### Set task
Express the lines below as a JSON list of strings, one string per line, leaving out any blank lines.

### Exercise input

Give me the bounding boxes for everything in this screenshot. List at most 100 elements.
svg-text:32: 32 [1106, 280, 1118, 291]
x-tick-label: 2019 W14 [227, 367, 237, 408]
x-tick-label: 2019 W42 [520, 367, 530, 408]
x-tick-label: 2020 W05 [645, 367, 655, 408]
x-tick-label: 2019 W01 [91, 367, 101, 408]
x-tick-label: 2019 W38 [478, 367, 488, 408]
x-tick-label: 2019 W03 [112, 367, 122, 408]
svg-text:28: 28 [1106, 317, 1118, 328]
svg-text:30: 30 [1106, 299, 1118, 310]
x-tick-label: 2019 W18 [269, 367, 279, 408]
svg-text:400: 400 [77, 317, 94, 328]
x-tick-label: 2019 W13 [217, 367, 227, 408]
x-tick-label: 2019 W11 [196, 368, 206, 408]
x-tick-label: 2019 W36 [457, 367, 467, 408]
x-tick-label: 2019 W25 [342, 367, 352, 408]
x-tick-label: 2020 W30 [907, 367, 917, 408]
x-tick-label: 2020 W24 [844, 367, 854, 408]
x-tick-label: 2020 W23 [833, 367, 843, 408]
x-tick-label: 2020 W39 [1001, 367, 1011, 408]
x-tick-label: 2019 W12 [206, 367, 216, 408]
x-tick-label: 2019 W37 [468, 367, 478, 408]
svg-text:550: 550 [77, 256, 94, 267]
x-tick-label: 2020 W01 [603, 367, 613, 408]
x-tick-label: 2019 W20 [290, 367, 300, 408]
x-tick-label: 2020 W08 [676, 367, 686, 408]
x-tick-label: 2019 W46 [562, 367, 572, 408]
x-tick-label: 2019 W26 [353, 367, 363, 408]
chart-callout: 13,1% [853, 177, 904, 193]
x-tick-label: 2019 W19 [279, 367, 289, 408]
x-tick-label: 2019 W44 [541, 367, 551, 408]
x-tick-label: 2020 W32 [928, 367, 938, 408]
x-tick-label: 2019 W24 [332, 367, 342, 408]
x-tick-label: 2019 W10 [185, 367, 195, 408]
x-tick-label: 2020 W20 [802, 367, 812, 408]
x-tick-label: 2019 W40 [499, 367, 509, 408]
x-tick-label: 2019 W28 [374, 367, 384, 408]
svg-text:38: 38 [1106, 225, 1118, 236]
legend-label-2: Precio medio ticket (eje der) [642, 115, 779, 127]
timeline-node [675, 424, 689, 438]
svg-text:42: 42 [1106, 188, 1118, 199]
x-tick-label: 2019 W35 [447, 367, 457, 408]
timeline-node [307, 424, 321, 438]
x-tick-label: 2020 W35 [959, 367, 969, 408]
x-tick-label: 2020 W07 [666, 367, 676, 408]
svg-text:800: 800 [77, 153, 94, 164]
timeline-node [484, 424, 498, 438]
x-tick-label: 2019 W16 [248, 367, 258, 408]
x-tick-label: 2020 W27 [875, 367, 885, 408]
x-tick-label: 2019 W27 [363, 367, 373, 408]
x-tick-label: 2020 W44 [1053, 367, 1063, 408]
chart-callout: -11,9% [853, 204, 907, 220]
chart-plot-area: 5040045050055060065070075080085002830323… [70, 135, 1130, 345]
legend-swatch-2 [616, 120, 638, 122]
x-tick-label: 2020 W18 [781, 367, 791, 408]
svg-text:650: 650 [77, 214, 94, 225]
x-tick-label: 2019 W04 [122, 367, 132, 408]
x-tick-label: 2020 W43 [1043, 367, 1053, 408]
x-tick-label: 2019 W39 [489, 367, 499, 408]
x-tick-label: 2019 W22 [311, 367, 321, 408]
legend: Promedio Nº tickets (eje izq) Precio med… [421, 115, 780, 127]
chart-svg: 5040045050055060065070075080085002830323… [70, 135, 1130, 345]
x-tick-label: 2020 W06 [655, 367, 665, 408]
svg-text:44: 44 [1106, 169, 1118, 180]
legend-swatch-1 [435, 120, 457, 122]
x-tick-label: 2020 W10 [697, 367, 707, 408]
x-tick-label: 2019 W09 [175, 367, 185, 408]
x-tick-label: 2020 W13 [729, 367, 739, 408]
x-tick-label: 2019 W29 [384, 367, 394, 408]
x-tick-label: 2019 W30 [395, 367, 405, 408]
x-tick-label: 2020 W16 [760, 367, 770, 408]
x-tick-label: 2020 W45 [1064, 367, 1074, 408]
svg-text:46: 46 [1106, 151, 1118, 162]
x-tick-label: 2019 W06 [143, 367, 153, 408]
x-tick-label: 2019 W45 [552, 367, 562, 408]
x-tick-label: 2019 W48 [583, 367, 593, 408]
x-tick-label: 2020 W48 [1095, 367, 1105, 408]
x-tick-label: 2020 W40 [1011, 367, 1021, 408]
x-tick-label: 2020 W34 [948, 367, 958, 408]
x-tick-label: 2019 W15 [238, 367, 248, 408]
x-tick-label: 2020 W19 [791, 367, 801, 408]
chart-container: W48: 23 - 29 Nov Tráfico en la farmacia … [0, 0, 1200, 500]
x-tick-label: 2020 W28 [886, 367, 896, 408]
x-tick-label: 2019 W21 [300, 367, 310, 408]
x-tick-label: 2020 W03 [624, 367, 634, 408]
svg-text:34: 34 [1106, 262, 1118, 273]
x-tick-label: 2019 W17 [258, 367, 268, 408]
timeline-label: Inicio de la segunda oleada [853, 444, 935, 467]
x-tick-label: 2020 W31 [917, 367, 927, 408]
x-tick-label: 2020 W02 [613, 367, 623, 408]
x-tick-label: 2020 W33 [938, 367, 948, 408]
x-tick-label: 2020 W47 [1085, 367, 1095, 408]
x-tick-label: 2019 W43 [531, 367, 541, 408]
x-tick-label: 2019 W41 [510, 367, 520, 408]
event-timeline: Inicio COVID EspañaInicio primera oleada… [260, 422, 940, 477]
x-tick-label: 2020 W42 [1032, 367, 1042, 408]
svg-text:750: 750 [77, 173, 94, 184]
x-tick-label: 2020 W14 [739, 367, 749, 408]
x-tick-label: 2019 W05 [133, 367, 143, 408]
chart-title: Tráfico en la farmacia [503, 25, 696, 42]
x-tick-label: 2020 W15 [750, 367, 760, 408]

### Response to this exercise
[
  "Give me the bounding boxes for everything in this screenshot. List at most 100 elements.",
  "svg-text:32: 32 [1106, 280, 1118, 291]",
  "x-tick-label: 2019 W14 [227, 367, 237, 408]",
  "x-tick-label: 2019 W42 [520, 367, 530, 408]",
  "x-tick-label: 2020 W05 [645, 367, 655, 408]",
  "x-tick-label: 2019 W01 [91, 367, 101, 408]",
  "x-tick-label: 2019 W38 [478, 367, 488, 408]",
  "x-tick-label: 2019 W03 [112, 367, 122, 408]",
  "svg-text:28: 28 [1106, 317, 1118, 328]",
  "svg-text:30: 30 [1106, 299, 1118, 310]",
  "x-tick-label: 2019 W18 [269, 367, 279, 408]",
  "svg-text:400: 400 [77, 317, 94, 328]",
  "x-tick-label: 2019 W13 [217, 367, 227, 408]",
  "x-tick-label: 2019 W11 [196, 368, 206, 408]",
  "x-tick-label: 2019 W36 [457, 367, 467, 408]",
  "x-tick-label: 2019 W25 [342, 367, 352, 408]",
  "x-tick-label: 2020 W30 [907, 367, 917, 408]",
  "x-tick-label: 2020 W24 [844, 367, 854, 408]",
  "x-tick-label: 2020 W23 [833, 367, 843, 408]",
  "x-tick-label: 2020 W39 [1001, 367, 1011, 408]",
  "x-tick-label: 2019 W12 [206, 367, 216, 408]",
  "x-tick-label: 2019 W37 [468, 367, 478, 408]",
  "svg-text:550: 550 [77, 256, 94, 267]",
  "x-tick-label: 2020 W01 [603, 367, 613, 408]",
  "x-tick-label: 2019 W20 [290, 367, 300, 408]",
  "x-tick-label: 2020 W08 [676, 367, 686, 408]",
  "x-tick-label: 2019 W46 [562, 367, 572, 408]",
  "x-tick-label: 2019 W26 [353, 367, 363, 408]",
  "chart-callout: 13,1% [853, 177, 904, 193]",
  "x-tick-label: 2019 W19 [279, 367, 289, 408]",
  "x-tick-label: 2019 W44 [541, 367, 551, 408]",
  "x-tick-label: 2020 W32 [928, 367, 938, 408]",
  "x-tick-label: 2019 W24 [332, 367, 342, 408]",
  "x-tick-label: 2019 W10 [185, 367, 195, 408]",
  "x-tick-label: 2020 W20 [802, 367, 812, 408]",
  "x-tick-label: 2019 W40 [499, 367, 509, 408]",
  "x-tick-label: 2019 W28 [374, 367, 384, 408]",
  "svg-text:38: 38 [1106, 225, 1118, 236]",
  "legend-label-2: Precio medio ticket (eje der) [642, 115, 779, 127]",
  "timeline-node [675, 424, 689, 438]",
  "svg-text:42: 42 [1106, 188, 1118, 199]",
  "x-tick-label: 2019 W35 [447, 367, 457, 408]",
  "timeline-node [307, 424, 321, 438]",
  "x-tick-label: 2020 W35 [959, 367, 969, 408]",
  "x-tick-label: 2020 W07 [666, 367, 676, 408]",
  "svg-text:800: 800 [77, 153, 94, 164]",
  "timeline-node [484, 424, 498, 438]",
  "x-tick-label: 2019 W16 [248, 367, 258, 408]",
  "x-tick-label: 2020 W27 [875, 367, 885, 408]",
  "x-tick-label: 2019 W27 [363, 367, 373, 408]",
  "x-tick-label: 2020 W44 [1053, 367, 1063, 408]",
  "chart-callout: -11,9% [853, 204, 907, 220]",
  "chart-plot-area: 5040045050055060065070075080085002830323… [70, 135, 1130, 345]",
  "legend-swatch-2 [616, 120, 638, 122]",
  "x-tick-label: 2020 W18 [781, 367, 791, 408]",
  "svg-text:650: 650 [77, 214, 94, 225]",
  "x-tick-label: 2019 W04 [122, 367, 132, 408]",
  "x-tick-label: 2020 W43 [1043, 367, 1053, 408]",
  "x-tick-label: 2019 W39 [489, 367, 499, 408]",
  "x-tick-label: 2019 W22 [311, 367, 321, 408]",
  "legend: Promedio Nº tickets (eje izq) Precio med… [421, 115, 780, 127]",
  "chart-svg: 5040045050055060065070075080085002830323… [70, 135, 1130, 345]",
  "x-tick-label: 2020 W06 [655, 367, 665, 408]",
  "svg-text:44: 44 [1106, 169, 1118, 180]",
  "legend-swatch-1 [435, 120, 457, 122]",
  "x-tick-label: 2020 W10 [697, 367, 707, 408]",
  "x-tick-label: 2019 W09 [175, 367, 185, 408]",
  "x-tick-label: 2020 W13 [729, 367, 739, 408]",
  "x-tick-label: 2019 W29 [384, 367, 394, 408]",
  "x-tick-label: 2019 W30 [395, 367, 405, 408]",
  "x-tick-label: 2020 W16 [760, 367, 770, 408]",
  "x-tick-label: 2020 W45 [1064, 367, 1074, 408]",
  "svg-text:46: 46 [1106, 151, 1118, 162]",
  "x-tick-label: 2019 W06 [143, 367, 153, 408]",
  "x-tick-label: 2019 W45 [552, 367, 562, 408]",
  "x-tick-label: 2019 W48 [583, 367, 593, 408]",
  "x-tick-label: 2020 W48 [1095, 367, 1105, 408]",
  "x-tick-label: 2020 W40 [1011, 367, 1021, 408]",
  "x-tick-label: 2020 W34 [948, 367, 958, 408]",
  "x-tick-label: 2019 W15 [238, 367, 248, 408]",
  "x-tick-label: 2020 W19 [791, 367, 801, 408]",
  "chart-container: W48: 23 - 29 Nov Tráfico en la farmacia … [0, 0, 1200, 500]",
  "x-tick-label: 2020 W28 [886, 367, 896, 408]",
  "x-tick-label: 2019 W21 [300, 367, 310, 408]",
  "x-tick-label: 2020 W03 [624, 367, 634, 408]",
  "svg-text:34: 34 [1106, 262, 1118, 273]",
  "x-tick-label: 2019 W17 [258, 367, 268, 408]",
  "timeline-label: Inicio de la segunda oleada [853, 444, 935, 467]",
  "x-tick-label: 2020 W31 [917, 367, 927, 408]",
  "x-tick-label: 2020 W02 [613, 367, 623, 408]",
  "x-tick-label: 2020 W33 [938, 367, 948, 408]",
  "x-tick-label: 2020 W47 [1085, 367, 1095, 408]",
  "x-tick-label: 2019 W43 [531, 367, 541, 408]",
  "x-tick-label: 2019 W41 [510, 367, 520, 408]",
  "event-timeline: Inicio COVID EspañaInicio primera oleada… [260, 422, 940, 477]",
  "x-tick-label: 2020 W42 [1032, 367, 1042, 408]",
  "svg-text:750: 750 [77, 173, 94, 184]",
  "x-tick-label: 2020 W14 [739, 367, 749, 408]",
  "x-tick-label: 2019 W05 [133, 367, 143, 408]",
  "chart-title: Tráfico en la farmacia [503, 25, 696, 42]",
  "x-tick-label: 2020 W15 [750, 367, 760, 408]"
]